START STORED DATA

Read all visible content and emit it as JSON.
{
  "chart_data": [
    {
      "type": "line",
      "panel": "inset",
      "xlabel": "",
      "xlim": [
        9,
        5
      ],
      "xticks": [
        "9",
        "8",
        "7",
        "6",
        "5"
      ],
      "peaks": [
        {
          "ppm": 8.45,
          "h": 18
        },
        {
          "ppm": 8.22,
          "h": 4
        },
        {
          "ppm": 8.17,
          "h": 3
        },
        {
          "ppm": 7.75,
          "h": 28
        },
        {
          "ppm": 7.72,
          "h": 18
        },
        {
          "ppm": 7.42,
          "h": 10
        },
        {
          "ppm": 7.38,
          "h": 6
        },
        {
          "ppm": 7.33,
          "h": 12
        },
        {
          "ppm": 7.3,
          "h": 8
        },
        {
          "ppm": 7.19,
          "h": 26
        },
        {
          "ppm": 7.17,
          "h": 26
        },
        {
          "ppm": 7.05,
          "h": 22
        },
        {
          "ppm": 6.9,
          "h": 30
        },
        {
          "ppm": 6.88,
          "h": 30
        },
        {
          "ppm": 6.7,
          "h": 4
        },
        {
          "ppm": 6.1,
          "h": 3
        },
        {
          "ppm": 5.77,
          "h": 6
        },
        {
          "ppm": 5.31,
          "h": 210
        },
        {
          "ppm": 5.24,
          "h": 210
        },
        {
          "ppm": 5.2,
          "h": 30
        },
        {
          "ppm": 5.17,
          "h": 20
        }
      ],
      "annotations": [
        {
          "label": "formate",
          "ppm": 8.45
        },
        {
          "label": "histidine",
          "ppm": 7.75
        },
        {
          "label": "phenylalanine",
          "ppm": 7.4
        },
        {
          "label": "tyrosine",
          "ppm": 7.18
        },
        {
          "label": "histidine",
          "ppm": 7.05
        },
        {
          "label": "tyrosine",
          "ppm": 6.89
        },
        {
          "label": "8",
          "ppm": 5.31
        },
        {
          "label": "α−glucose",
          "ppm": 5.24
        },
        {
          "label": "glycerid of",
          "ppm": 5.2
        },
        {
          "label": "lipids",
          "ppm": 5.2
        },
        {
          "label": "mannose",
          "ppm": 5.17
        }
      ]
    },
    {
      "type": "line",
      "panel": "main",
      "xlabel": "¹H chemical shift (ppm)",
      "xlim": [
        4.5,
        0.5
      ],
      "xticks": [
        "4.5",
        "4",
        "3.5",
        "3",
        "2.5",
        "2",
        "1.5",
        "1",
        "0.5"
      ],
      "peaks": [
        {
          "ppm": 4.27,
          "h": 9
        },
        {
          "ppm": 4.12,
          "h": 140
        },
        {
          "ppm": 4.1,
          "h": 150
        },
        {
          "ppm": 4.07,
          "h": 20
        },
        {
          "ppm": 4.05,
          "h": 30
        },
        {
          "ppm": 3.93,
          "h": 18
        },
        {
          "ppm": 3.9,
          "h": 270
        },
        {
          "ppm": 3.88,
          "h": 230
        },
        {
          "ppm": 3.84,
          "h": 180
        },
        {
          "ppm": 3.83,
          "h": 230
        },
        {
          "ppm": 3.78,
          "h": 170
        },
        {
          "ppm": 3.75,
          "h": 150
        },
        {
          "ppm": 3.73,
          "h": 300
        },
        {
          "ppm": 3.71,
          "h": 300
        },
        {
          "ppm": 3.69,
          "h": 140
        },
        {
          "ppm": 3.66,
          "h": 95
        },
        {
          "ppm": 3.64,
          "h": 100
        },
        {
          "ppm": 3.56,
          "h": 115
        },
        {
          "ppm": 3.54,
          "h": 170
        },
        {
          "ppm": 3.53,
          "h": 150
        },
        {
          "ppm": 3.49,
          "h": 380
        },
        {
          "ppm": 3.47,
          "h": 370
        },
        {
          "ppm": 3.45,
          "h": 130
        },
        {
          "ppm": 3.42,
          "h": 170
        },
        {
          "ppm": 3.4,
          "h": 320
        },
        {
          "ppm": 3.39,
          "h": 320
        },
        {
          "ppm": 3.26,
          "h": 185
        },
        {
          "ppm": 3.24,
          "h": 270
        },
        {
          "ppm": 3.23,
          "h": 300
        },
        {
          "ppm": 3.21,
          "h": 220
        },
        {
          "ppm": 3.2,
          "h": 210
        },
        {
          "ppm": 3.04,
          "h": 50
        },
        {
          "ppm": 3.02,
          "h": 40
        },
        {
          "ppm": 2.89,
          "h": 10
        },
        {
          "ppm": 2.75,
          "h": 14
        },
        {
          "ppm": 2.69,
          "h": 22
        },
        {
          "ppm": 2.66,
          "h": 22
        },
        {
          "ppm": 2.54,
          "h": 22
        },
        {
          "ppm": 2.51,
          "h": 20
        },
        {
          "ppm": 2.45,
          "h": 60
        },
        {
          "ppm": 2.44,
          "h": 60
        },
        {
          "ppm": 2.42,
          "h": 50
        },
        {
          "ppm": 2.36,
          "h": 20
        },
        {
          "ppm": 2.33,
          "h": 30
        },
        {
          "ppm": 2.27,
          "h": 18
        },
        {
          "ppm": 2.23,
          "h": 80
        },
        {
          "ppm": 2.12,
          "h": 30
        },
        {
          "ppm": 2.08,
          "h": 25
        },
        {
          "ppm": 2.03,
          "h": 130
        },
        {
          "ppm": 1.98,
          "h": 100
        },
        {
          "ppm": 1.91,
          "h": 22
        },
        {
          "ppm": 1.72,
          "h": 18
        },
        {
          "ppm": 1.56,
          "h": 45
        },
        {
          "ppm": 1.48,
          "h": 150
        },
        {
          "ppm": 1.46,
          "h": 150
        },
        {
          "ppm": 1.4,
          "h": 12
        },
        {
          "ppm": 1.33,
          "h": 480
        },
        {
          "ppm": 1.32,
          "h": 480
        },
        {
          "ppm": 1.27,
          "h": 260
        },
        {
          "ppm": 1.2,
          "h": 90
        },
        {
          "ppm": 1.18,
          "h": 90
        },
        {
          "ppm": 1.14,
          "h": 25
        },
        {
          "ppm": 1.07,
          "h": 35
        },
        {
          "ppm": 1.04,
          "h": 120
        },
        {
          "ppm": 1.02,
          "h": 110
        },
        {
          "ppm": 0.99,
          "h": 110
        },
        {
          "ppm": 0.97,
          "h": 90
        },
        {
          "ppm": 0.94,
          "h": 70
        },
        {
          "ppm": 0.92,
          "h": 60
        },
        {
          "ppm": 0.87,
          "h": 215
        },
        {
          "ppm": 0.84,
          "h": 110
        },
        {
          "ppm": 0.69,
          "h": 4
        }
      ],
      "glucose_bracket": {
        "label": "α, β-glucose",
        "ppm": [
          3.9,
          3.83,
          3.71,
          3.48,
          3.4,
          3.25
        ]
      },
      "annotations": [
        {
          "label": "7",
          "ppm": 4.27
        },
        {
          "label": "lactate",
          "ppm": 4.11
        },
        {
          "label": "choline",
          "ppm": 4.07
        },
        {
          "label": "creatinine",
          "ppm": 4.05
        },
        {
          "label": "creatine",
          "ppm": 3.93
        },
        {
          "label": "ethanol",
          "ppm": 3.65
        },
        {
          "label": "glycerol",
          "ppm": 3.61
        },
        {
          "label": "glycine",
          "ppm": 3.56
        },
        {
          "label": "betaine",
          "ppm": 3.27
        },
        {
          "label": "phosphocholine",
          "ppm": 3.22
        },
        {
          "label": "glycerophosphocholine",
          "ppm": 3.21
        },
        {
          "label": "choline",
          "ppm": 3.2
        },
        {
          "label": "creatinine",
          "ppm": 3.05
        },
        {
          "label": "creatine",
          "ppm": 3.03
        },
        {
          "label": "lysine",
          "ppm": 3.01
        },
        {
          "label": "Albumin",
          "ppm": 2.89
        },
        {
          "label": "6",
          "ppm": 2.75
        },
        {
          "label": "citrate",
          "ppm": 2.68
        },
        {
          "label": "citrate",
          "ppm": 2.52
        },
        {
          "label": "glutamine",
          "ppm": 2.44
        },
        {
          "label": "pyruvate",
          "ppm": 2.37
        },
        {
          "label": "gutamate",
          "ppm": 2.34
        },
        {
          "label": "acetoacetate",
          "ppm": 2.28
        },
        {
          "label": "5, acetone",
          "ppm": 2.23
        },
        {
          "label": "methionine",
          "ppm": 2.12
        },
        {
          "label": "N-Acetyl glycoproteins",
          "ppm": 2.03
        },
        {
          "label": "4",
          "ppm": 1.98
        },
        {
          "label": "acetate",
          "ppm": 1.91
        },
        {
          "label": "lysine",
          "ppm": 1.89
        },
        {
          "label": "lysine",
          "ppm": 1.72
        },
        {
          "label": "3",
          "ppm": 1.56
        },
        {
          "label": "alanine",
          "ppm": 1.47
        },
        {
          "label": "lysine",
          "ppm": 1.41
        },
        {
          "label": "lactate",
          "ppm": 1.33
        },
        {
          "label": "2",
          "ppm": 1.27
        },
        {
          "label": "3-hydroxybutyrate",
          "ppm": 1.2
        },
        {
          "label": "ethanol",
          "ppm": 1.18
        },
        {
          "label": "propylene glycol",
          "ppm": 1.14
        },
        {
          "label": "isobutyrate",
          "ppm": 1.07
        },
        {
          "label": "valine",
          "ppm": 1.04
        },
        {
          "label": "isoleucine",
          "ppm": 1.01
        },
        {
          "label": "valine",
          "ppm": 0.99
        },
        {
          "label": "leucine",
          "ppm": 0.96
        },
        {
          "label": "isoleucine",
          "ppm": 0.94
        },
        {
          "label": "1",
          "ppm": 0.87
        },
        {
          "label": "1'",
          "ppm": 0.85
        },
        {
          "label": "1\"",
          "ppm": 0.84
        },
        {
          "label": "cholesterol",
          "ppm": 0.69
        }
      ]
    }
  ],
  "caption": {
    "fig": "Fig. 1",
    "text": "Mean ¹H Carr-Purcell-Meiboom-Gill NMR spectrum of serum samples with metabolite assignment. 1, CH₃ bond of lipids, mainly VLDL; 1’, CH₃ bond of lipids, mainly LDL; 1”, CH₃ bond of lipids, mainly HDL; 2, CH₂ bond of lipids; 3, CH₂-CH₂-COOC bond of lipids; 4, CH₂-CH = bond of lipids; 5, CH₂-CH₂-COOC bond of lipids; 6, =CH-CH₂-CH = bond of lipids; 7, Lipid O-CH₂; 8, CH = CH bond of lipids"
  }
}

END STORED DATA

■ **WHAT YOU WILL DO**:
Reproduce every line from the preceding data in which the word "lipids" can be found.

■ **WRITTEN ANSWER**:
          "label": "lipids",
    "text": "Mean ¹H Carr-Purcell-Meiboom-Gill NMR spectrum of serum samples with metabolite assignment. 1, CH₃ bond of lipids, mainly VLDL; 1’, CH₃ bond of lipids, mainly LDL; 1”, CH₃ bond of lipids, mainly HDL; 2, CH₂ bond of lipids; 3, CH₂-CH₂-COOC bond of lipids; 4, CH₂-CH = bond of lipids; 5, CH₂-CH₂-COOC bond of lipids; 6, =CH-CH₂-CH = bond of lipids; 7, Lipid O-CH₂; 8, CH = CH bond of lipids"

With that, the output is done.